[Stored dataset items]
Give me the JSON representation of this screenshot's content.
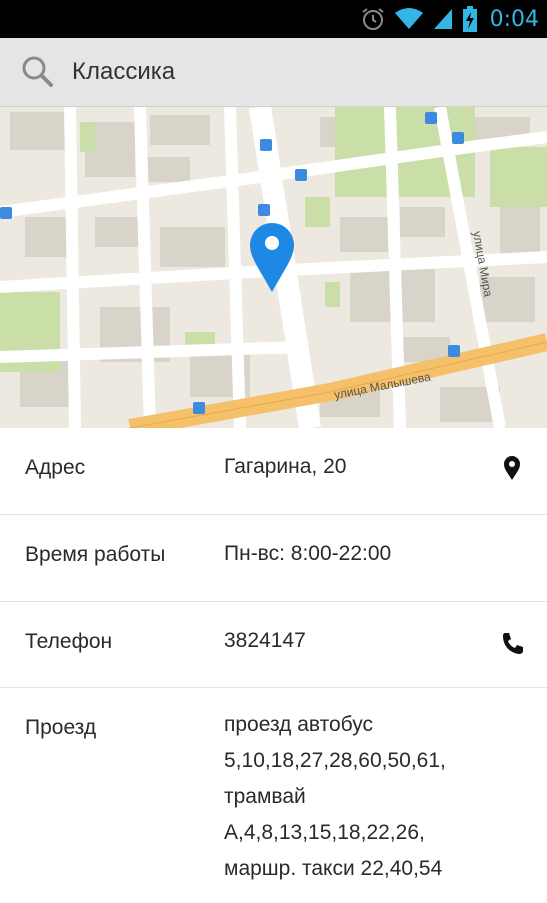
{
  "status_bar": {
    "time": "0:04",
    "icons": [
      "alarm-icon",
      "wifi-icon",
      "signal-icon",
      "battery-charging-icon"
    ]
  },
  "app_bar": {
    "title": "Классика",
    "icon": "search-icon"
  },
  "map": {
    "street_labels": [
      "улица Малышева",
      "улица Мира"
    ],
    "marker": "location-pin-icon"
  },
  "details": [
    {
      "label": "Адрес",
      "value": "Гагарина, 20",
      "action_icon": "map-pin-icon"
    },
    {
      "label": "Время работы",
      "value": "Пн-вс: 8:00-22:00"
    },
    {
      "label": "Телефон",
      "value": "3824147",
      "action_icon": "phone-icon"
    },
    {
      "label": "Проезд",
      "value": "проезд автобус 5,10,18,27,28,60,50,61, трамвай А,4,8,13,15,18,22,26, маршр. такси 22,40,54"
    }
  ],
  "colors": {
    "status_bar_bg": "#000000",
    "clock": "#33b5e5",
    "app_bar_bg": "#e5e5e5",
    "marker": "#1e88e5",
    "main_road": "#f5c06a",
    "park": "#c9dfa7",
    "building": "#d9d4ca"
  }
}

---

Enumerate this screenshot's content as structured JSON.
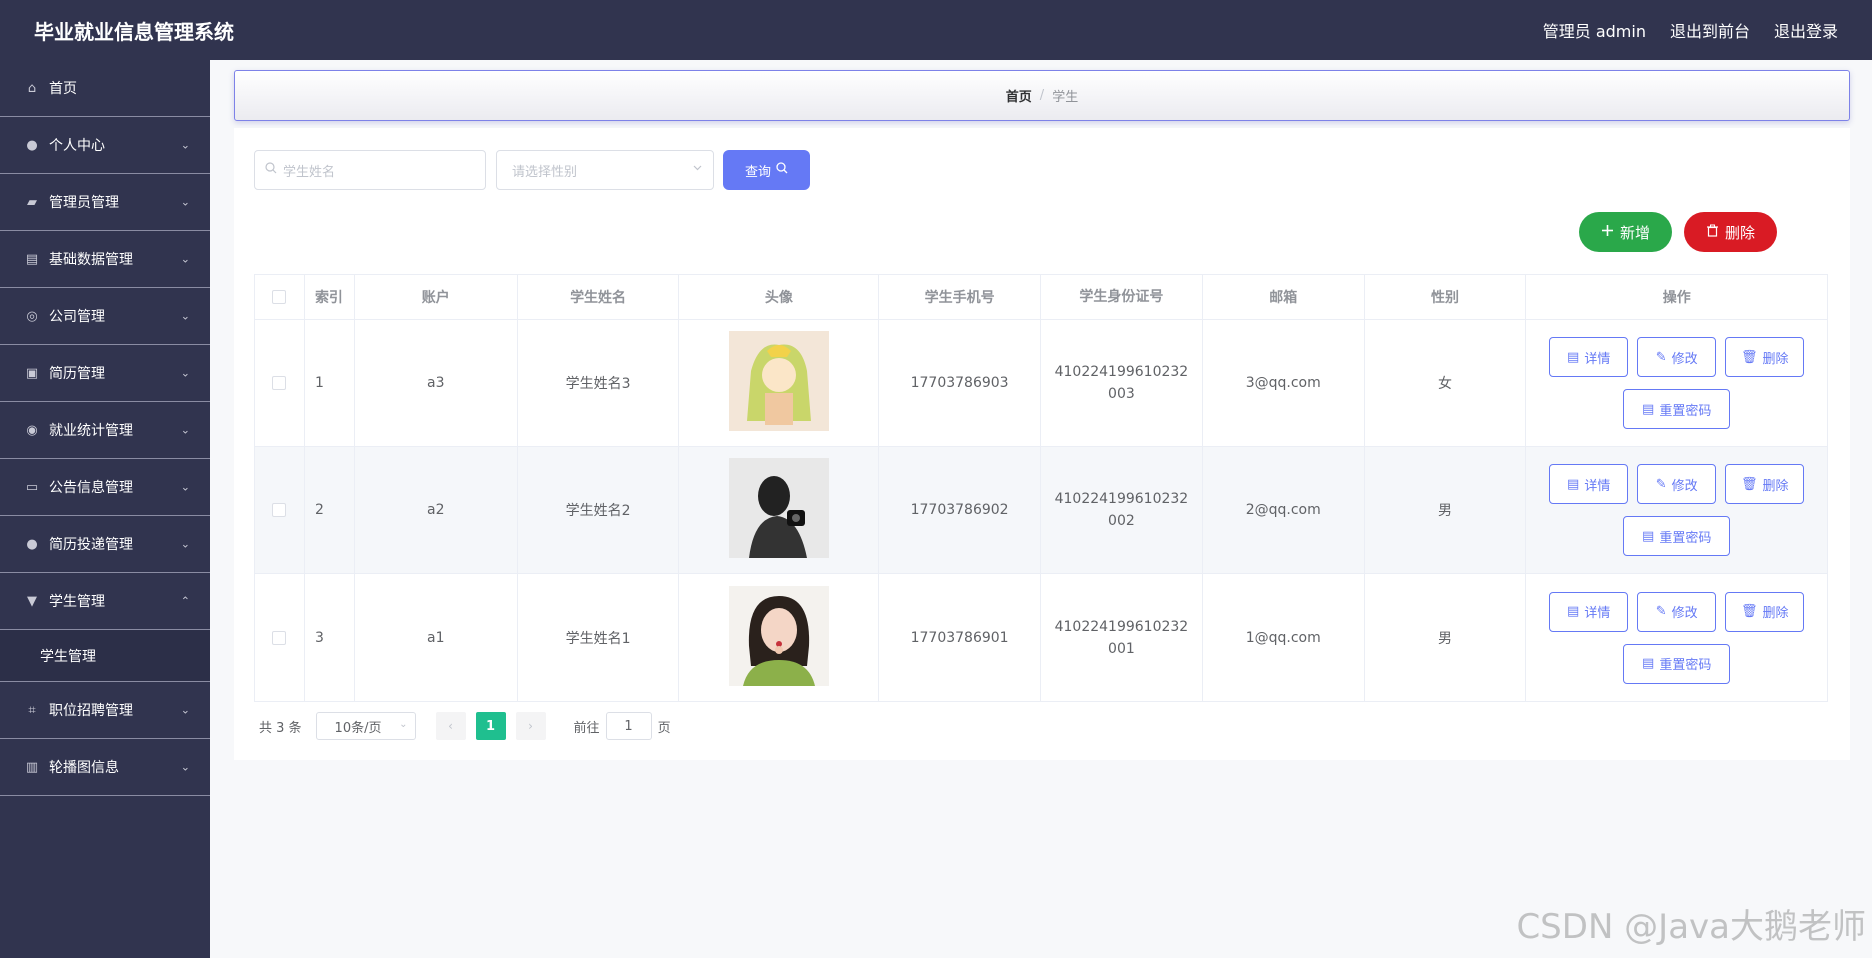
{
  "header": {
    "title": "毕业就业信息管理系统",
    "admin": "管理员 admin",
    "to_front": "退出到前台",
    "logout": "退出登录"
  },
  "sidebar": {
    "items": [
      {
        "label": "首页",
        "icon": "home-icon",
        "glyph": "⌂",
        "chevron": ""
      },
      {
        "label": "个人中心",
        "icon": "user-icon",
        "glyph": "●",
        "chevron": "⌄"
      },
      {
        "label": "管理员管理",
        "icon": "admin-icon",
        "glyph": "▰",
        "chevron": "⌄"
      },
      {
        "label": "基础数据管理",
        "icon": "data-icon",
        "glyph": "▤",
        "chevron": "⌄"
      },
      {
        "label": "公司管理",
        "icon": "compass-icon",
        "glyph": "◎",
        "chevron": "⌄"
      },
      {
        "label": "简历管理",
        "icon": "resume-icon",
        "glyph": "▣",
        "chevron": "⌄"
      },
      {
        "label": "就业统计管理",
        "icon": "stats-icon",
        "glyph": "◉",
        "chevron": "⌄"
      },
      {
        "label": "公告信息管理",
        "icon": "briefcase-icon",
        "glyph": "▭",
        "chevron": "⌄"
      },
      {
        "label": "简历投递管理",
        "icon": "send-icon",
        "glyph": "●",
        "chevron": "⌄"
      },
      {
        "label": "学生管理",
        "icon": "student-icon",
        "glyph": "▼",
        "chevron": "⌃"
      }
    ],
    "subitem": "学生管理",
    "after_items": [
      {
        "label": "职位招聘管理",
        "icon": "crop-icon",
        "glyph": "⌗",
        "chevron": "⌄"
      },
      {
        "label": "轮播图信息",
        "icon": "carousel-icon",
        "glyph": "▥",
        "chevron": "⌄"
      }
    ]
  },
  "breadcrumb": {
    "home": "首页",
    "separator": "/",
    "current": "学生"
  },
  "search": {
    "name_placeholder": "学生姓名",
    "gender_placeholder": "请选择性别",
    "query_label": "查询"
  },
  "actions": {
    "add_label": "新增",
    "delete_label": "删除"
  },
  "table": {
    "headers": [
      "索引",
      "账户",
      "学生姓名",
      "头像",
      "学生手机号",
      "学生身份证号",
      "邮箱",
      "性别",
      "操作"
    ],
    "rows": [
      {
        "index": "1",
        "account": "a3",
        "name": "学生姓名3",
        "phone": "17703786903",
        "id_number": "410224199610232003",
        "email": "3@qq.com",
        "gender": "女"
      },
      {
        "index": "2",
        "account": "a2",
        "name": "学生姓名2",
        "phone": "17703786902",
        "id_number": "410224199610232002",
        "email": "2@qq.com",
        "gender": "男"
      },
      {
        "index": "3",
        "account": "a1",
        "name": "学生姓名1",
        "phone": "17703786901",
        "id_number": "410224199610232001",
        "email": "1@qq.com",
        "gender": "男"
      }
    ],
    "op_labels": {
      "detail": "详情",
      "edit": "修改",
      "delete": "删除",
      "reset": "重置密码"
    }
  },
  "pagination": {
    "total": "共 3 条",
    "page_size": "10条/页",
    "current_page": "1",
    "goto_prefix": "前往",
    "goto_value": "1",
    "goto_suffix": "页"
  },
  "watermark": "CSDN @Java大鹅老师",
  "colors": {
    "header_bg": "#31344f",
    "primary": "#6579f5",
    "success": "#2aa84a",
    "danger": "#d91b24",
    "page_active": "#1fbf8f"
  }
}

WHAT YOU WILL DO
In the records above, locate every line with the string "marker" and copy it.

COMPLETED TASK
    "marker": "location-pin-icon"
    "marker": "#1e88e5",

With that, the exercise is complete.